**Given records**.
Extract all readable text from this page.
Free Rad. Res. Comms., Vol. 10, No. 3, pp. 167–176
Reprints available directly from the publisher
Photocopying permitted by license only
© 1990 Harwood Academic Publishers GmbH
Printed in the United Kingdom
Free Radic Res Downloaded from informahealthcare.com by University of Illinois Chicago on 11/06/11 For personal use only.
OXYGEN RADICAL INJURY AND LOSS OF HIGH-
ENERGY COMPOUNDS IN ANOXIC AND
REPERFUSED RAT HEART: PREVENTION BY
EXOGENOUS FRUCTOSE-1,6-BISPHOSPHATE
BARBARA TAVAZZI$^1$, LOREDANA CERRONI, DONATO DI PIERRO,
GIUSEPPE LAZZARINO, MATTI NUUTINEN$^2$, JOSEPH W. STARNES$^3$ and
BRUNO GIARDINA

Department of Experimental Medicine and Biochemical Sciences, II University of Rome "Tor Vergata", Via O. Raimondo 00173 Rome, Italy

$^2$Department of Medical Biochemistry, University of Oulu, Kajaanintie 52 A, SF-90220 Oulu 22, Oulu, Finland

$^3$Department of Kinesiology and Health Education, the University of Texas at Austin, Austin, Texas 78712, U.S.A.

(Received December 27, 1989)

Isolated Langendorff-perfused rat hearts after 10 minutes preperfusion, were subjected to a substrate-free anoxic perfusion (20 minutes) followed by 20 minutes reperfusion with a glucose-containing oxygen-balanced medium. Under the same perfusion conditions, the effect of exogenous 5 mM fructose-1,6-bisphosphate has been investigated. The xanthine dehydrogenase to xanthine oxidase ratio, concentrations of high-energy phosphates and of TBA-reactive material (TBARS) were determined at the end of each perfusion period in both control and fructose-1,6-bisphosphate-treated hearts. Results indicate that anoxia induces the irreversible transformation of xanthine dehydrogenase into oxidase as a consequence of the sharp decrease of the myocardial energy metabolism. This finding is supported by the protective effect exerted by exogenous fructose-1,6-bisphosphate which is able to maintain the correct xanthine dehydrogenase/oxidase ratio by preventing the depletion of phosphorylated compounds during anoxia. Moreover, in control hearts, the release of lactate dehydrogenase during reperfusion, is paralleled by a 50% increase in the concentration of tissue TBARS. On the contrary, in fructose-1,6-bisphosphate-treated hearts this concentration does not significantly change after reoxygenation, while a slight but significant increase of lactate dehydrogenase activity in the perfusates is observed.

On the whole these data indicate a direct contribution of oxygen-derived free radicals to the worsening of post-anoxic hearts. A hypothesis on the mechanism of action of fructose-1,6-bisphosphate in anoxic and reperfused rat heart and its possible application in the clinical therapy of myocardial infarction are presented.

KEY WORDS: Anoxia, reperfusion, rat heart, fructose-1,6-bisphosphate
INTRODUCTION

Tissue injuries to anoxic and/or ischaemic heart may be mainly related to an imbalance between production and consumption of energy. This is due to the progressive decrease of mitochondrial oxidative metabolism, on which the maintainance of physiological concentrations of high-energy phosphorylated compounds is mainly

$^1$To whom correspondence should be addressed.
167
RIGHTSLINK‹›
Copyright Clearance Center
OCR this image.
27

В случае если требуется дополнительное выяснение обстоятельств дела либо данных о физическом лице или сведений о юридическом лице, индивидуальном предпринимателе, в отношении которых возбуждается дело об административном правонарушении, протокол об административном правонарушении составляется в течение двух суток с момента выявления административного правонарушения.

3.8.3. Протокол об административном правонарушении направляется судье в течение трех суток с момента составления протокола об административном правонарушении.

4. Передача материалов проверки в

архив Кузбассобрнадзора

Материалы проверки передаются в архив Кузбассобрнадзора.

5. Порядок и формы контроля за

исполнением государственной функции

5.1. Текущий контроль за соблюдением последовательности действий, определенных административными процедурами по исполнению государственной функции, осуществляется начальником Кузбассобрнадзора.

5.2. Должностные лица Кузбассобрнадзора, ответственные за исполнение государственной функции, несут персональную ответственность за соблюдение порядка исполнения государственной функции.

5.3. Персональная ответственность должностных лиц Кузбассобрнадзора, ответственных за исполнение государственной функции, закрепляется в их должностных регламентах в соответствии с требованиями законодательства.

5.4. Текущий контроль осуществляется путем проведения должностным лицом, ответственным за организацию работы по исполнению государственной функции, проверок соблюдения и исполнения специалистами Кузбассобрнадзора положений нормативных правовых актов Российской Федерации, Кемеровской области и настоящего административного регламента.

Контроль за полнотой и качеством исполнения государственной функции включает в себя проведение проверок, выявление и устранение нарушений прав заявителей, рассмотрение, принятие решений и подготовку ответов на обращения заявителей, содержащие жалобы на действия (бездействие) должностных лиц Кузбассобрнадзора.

**Written request**. Gather each line of the listing that holds the string "from".

**Response to the exercise**.
Extract all readable text from this page.
Reprints available directly from the publisher
Free Radic Res Downloaded from informahealthcare.com by University of Illinois Chicago on 11/06/11 For personal use only.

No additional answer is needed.